### Provided material
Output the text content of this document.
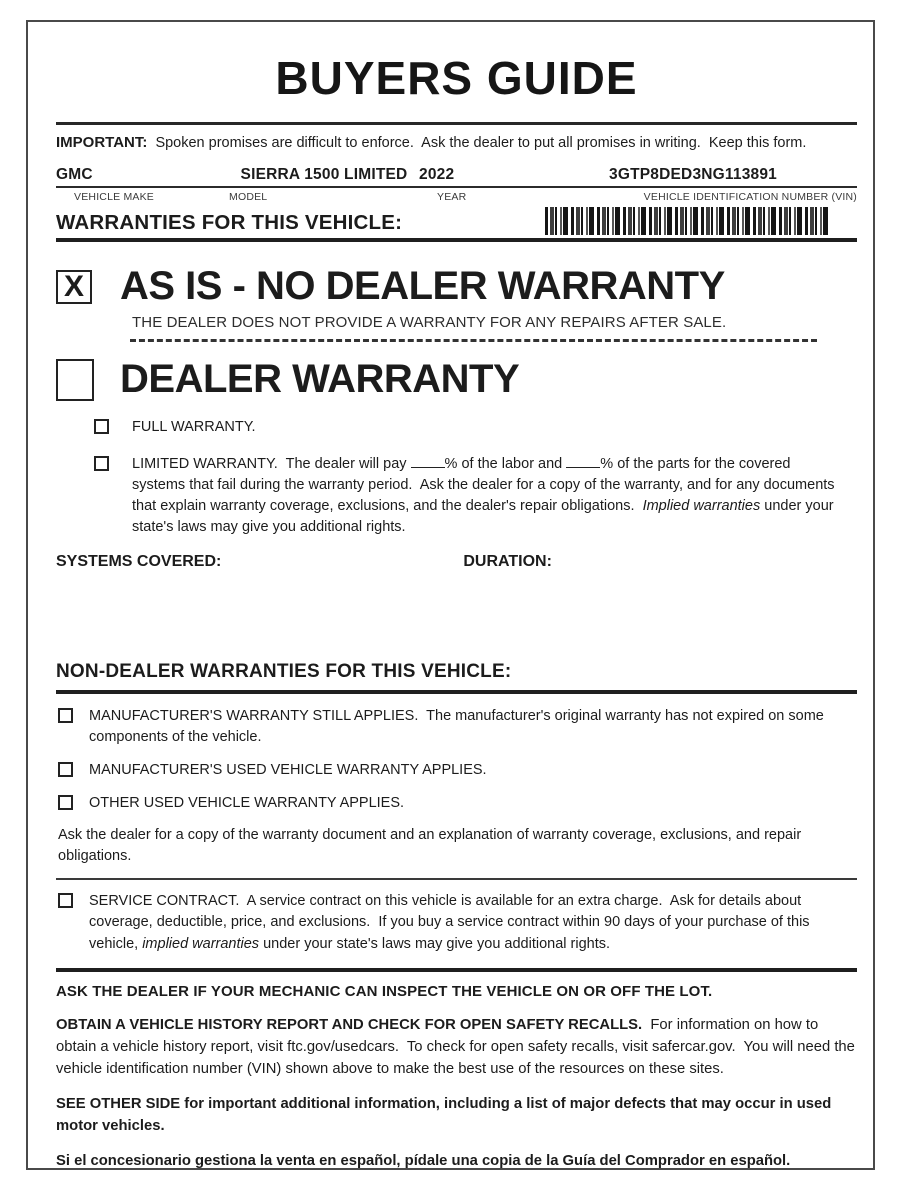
BUYERS GUIDE

IMPORTANT:  Spoken promises are difficult to enforce.  Ask the dealer to put all promises in writing.  Keep this form.

GMC	SIERRA 1500 LIMITED 2022	3GTP8DED3NG113891
VEHICLE MAKE	MODEL	YEAR	VEHICLE IDENTIFICATION NUMBER (VIN)
WARRANTIES FOR THIS VEHICLE:
X AS IS - NO DEALER WARRANTY

THE DEALER DOES NOT PROVIDE A WARRANTY FOR ANY REPAIRS AFTER SALE.

DEALER WARRANTY

FULL WARRANTY.

LIMITED WARRANTY.  The dealer will pay % of the labor and % of the parts for the covered systems that fail during the warranty period.  Ask the dealer for a copy of the warranty, and for any documents that explain warranty coverage, exclusions, and the dealer's repair obligations.  Implied warranties under your state's laws may give you additional rights.

SYSTEMS COVERED:	DURATION:
NON-DEALER WARRANTIES FOR THIS VEHICLE:

MANUFACTURER'S WARRANTY STILL APPLIES.  The manufacturer's original warranty has not expired on some components of the vehicle.

MANUFACTURER'S USED VEHICLE WARRANTY APPLIES.

OTHER USED VEHICLE WARRANTY APPLIES.

Ask the dealer for a copy of the warranty document and an explanation of warranty coverage, exclusions, and repair obligations.

SERVICE CONTRACT.  A service contract on this vehicle is available for an extra charge.  Ask for details about coverage, deductible, price, and exclusions.  If you buy a service contract within 90 days of your purchase of this vehicle, implied warranties under your state's laws may give you additional rights.

ASK THE DEALER IF YOUR MECHANIC CAN INSPECT THE VEHICLE ON OR OFF THE LOT.

OBTAIN A VEHICLE HISTORY REPORT AND CHECK FOR OPEN SAFETY RECALLS.  For information on how to obtain a vehicle history report, visit ftc.gov/usedcars.  To check for open safety recalls, visit safercar.gov.  You will need the vehicle identification number (VIN) shown above to make the best use of the resources on these sites.

SEE OTHER SIDE for important additional information, including a list of major defects that may occur in used motor vehicles.

Si el concesionario gestiona la venta en español, pídale una copia de la Guía del Comprador en español.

### Exercise instructions
Omit any images, then output the listing exactly.

### Problem solution
Output the text content of this document.
BUYERS GUIDE

IMPORTANT:  Spoken promises are difficult to enforce.  Ask the dealer to put all promises in writing.  Keep this form.

GMC	SIERRA 1500 LIMITED 2022	3GTP8DED3NG113891
VEHICLE MAKE	MODEL	YEAR	VEHICLE IDENTIFICATION NUMBER (VIN)
WARRANTIES FOR THIS VEHICLE:
X AS IS - NO DEALER WARRANTY

THE DEALER DOES NOT PROVIDE A WARRANTY FOR ANY REPAIRS AFTER SALE.

DEALER WARRANTY

FULL WARRANTY.

LIMITED WARRANTY.  The dealer will pay % of the labor and % of the parts for the covered systems that fail during the warranty period.  Ask the dealer for a copy of the warranty, and for any documents that explain warranty coverage, exclusions, and the dealer's repair obligations.  Implied warranties under your state's laws may give you additional rights.

SYSTEMS COVERED:	DURATION:
NON-DEALER WARRANTIES FOR THIS VEHICLE:

MANUFACTURER'S WARRANTY STILL APPLIES.  The manufacturer's original warranty has not expired on some components of the vehicle.

MANUFACTURER'S USED VEHICLE WARRANTY APPLIES.

OTHER USED VEHICLE WARRANTY APPLIES.

Ask the dealer for a copy of the warranty document and an explanation of warranty coverage, exclusions, and repair obligations.

SERVICE CONTRACT.  A service contract on this vehicle is available for an extra charge.  Ask for details about coverage, deductible, price, and exclusions.  If you buy a service contract within 90 days of your purchase of this vehicle, implied warranties under your state's laws may give you additional rights.

ASK THE DEALER IF YOUR MECHANIC CAN INSPECT THE VEHICLE ON OR OFF THE LOT.

OBTAIN A VEHICLE HISTORY REPORT AND CHECK FOR OPEN SAFETY RECALLS.  For information on how to obtain a vehicle history report, visit ftc.gov/usedcars.  To check for open safety recalls, visit safercar.gov.  You will need the vehicle identification number (VIN) shown above to make the best use of the resources on these sites.

SEE OTHER SIDE for important additional information, including a list of major defects that may occur in used motor vehicles.

Si el concesionario gestiona la venta en español, pídale una copia de la Guía del Comprador en español.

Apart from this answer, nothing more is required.